* Problem to work on: The entries below should be output exactly as written.

* Information shown:
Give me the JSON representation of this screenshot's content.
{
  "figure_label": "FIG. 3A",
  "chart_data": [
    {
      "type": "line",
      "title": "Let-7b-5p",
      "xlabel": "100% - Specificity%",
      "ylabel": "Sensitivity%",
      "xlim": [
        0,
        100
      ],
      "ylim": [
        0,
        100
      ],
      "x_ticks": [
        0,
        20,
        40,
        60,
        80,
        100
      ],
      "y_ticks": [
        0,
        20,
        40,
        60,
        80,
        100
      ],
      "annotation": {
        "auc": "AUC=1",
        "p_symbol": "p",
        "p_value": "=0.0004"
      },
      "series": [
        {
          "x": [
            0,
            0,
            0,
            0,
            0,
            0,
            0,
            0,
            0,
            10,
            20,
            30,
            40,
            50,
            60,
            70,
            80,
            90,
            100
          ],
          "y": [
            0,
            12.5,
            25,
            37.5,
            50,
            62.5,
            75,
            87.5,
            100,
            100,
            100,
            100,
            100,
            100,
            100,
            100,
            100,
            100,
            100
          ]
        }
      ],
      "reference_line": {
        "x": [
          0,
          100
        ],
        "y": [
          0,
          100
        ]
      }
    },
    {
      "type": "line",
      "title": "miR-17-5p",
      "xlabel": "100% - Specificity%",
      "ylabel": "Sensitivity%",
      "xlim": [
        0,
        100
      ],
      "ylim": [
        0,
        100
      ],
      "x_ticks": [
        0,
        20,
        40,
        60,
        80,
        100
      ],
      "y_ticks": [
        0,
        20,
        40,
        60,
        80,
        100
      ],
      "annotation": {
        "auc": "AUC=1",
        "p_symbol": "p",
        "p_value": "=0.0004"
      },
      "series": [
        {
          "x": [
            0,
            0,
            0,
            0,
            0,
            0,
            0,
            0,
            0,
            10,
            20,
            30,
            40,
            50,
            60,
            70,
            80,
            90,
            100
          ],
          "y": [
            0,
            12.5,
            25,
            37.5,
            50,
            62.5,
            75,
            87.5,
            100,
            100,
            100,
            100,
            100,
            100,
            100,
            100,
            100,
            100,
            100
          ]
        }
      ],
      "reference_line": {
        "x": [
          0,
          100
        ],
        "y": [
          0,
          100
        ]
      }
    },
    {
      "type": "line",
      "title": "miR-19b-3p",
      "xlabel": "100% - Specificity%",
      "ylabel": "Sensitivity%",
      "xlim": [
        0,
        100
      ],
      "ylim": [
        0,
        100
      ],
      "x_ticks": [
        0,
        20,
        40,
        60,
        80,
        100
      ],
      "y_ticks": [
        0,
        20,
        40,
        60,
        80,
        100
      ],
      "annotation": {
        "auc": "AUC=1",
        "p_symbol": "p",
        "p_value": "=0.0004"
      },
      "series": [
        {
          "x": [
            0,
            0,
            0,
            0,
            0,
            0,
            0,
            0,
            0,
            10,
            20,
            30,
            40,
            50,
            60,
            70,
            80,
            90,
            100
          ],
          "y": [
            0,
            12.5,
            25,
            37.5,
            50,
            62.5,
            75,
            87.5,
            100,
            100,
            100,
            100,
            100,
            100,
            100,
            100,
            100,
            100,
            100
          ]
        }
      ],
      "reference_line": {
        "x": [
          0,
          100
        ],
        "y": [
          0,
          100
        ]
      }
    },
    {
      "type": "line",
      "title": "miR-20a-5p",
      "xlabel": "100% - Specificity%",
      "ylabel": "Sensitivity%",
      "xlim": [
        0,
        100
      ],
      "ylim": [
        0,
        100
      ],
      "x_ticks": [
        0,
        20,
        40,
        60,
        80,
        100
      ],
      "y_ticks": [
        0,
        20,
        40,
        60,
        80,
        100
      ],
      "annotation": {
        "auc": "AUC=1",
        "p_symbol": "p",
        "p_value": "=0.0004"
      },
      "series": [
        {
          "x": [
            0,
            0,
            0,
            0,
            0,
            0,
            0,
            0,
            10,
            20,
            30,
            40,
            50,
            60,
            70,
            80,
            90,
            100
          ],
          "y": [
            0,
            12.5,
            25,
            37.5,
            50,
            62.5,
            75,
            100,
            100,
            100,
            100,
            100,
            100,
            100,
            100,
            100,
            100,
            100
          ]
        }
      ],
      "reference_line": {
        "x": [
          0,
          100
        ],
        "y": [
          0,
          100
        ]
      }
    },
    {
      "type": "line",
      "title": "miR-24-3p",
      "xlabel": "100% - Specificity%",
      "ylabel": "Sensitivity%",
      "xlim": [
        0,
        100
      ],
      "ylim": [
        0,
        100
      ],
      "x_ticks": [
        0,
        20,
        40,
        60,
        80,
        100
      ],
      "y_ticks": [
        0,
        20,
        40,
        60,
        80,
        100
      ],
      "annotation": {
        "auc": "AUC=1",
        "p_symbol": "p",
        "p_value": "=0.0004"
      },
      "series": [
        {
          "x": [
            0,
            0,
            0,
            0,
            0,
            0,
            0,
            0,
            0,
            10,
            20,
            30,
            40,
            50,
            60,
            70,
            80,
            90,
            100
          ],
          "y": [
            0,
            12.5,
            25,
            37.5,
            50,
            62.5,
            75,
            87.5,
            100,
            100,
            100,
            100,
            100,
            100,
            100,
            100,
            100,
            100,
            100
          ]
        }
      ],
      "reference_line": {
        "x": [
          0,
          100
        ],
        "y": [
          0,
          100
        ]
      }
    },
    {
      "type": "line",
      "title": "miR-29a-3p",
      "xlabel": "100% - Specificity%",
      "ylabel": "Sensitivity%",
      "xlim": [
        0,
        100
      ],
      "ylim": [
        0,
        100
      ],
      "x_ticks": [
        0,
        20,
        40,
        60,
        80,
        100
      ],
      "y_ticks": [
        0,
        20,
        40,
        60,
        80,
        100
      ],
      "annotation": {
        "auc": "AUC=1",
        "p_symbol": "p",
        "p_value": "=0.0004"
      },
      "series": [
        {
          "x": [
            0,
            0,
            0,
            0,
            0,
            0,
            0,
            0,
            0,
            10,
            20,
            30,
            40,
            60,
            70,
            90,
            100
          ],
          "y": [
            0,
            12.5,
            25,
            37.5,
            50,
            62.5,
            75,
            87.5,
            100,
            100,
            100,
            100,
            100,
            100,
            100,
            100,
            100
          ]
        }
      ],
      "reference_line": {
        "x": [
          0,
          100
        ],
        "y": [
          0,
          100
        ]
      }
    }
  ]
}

* Task response:
Give me the JSON representation of this screenshot's content.
{
  "figure_label": "FIG. 3A",
  "chart_data": [
    {
      "type": "line",
      "title": "Let-7b-5p",
      "xlabel": "100% - Specificity%",
      "ylabel": "Sensitivity%",
      "xlim": [
        0,
        100
      ],
      "ylim": [
        0,
        100
      ],
      "x_ticks": [
        0,
        20,
        40,
        60,
        80,
        100
      ],
      "y_ticks": [
        0,
        20,
        40,
        60,
        80,
        100
      ],
      "annotation": {
        "auc": "AUC=1",
        "p_symbol": "p",
        "p_value": "=0.0004"
      },
      "series": [
        {
          "x": [
            0,
            0,
            0,
            0,
            0,
            0,
            0,
            0,
            0,
            10,
            20,
            30,
            40,
            50,
            60,
            70,
            80,
            90,
            100
          ],
          "y": [
            0,
            12.5,
            25,
            37.5,
            50,
            62.5,
            75,
            87.5,
            100,
            100,
            100,
            100,
            100,
            100,
            100,
            100,
            100,
            100,
            100
          ]
        }
      ],
      "reference_line": {
        "x": [
          0,
          100
        ],
        "y": [
          0,
          100
        ]
      }
    },
    {
      "type": "line",
      "title": "miR-17-5p",
      "xlabel": "100% - Specificity%",
      "ylabel": "Sensitivity%",
      "xlim": [
        0,
        100
      ],
      "ylim": [
        0,
        100
      ],
      "x_ticks": [
        0,
        20,
        40,
        60,
        80,
        100
      ],
      "y_ticks": [
        0,
        20,
        40,
        60,
        80,
        100
      ],
      "annotation": {
        "auc": "AUC=1",
        "p_symbol": "p",
        "p_value": "=0.0004"
      },
      "series": [
        {
          "x": [
            0,
            0,
            0,
            0,
            0,
            0,
            0,
            0,
            0,
            10,
            20,
            30,
            40,
            50,
            60,
            70,
            80,
            90,
            100
          ],
          "y": [
            0,
            12.5,
            25,
            37.5,
            50,
            62.5,
            75,
            87.5,
            100,
            100,
            100,
            100,
            100,
            100,
            100,
            100,
            100,
            100,
            100
          ]
        }
      ],
      "reference_line": {
        "x": [
          0,
          100
        ],
        "y": [
          0,
          100
        ]
      }
    },
    {
      "type": "line",
      "title": "miR-19b-3p",
      "xlabel": "100% - Specificity%",
      "ylabel": "Sensitivity%",
      "xlim": [
        0,
        100
      ],
      "ylim": [
        0,
        100
      ],
      "x_ticks": [
        0,
        20,
        40,
        60,
        80,
        100
      ],
      "y_ticks": [
        0,
        20,
        40,
        60,
        80,
        100
      ],
      "annotation": {
        "auc": "AUC=1",
        "p_symbol": "p",
        "p_value": "=0.0004"
      },
      "series": [
        {
          "x": [
            0,
            0,
            0,
            0,
            0,
            0,
            0,
            0,
            0,
            10,
            20,
            30,
            40,
            50,
            60,
            70,
            80,
            90,
            100
          ],
          "y": [
            0,
            12.5,
            25,
            37.5,
            50,
            62.5,
            75,
            87.5,
            100,
            100,
            100,
            100,
            100,
            100,
            100,
            100,
            100,
            100,
            100
          ]
        }
      ],
      "reference_line": {
        "x": [
          0,
          100
        ],
        "y": [
          0,
          100
        ]
      }
    },
    {
      "type": "line",
      "title": "miR-20a-5p",
      "xlabel": "100% - Specificity%",
      "ylabel": "Sensitivity%",
      "xlim": [
        0,
        100
      ],
      "ylim": [
        0,
        100
      ],
      "x_ticks": [
        0,
        20,
        40,
        60,
        80,
        100
      ],
      "y_ticks": [
        0,
        20,
        40,
        60,
        80,
        100
      ],
      "annotation": {
        "auc": "AUC=1",
        "p_symbol": "p",
        "p_value": "=0.0004"
      },
      "series": [
        {
          "x": [
            0,
            0,
            0,
            0,
            0,
            0,
            0,
            0,
            10,
            20,
            30,
            40,
            50,
            60,
            70,
            80,
            90,
            100
          ],
          "y": [
            0,
            12.5,
            25,
            37.5,
            50,
            62.5,
            75,
            100,
            100,
            100,
            100,
            100,
            100,
            100,
            100,
            100,
            100,
            100
          ]
        }
      ],
      "reference_line": {
        "x": [
          0,
          100
        ],
        "y": [
          0,
          100
        ]
      }
    },
    {
      "type": "line",
      "title": "miR-24-3p",
      "xlabel": "100% - Specificity%",
      "ylabel": "Sensitivity%",
      "xlim": [
        0,
        100
      ],
      "ylim": [
        0,
        100
      ],
      "x_ticks": [
        0,
        20,
        40,
        60,
        80,
        100
      ],
      "y_ticks": [
        0,
        20,
        40,
        60,
        80,
        100
      ],
      "annotation": {
        "auc": "AUC=1",
        "p_symbol": "p",
        "p_value": "=0.0004"
      },
      "series": [
        {
          "x": [
            0,
            0,
            0,
            0,
            0,
            0,
            0,
            0,
            0,
            10,
            20,
            30,
            40,
            50,
            60,
            70,
            80,
            90,
            100
          ],
          "y": [
            0,
            12.5,
            25,
            37.5,
            50,
            62.5,
            75,
            87.5,
            100,
            100,
            100,
            100,
            100,
            100,
            100,
            100,
            100,
            100,
            100
          ]
        }
      ],
      "reference_line": {
        "x": [
          0,
          100
        ],
        "y": [
          0,
          100
        ]
      }
    },
    {
      "type": "line",
      "title": "miR-29a-3p",
      "xlabel": "100% - Specificity%",
      "ylabel": "Sensitivity%",
      "xlim": [
        0,
        100
      ],
      "ylim": [
        0,
        100
      ],
      "x_ticks": [
        0,
        20,
        40,
        60,
        80,
        100
      ],
      "y_ticks": [
        0,
        20,
        40,
        60,
        80,
        100
      ],
      "annotation": {
        "auc": "AUC=1",
        "p_symbol": "p",
        "p_value": "=0.0004"
      },
      "series": [
        {
          "x": [
            0,
            0,
            0,
            0,
            0,
            0,
            0,
            0,
            0,
            10,
            20,
            30,
            40,
            60,
            70,
            90,
            100
          ],
          "y": [
            0,
            12.5,
            25,
            37.5,
            50,
            62.5,
            75,
            87.5,
            100,
            100,
            100,
            100,
            100,
            100,
            100,
            100,
            100
          ]
        }
      ],
      "reference_line": {
        "x": [
          0,
          100
        ],
        "y": [
          0,
          100
        ]
      }
    }
  ]
}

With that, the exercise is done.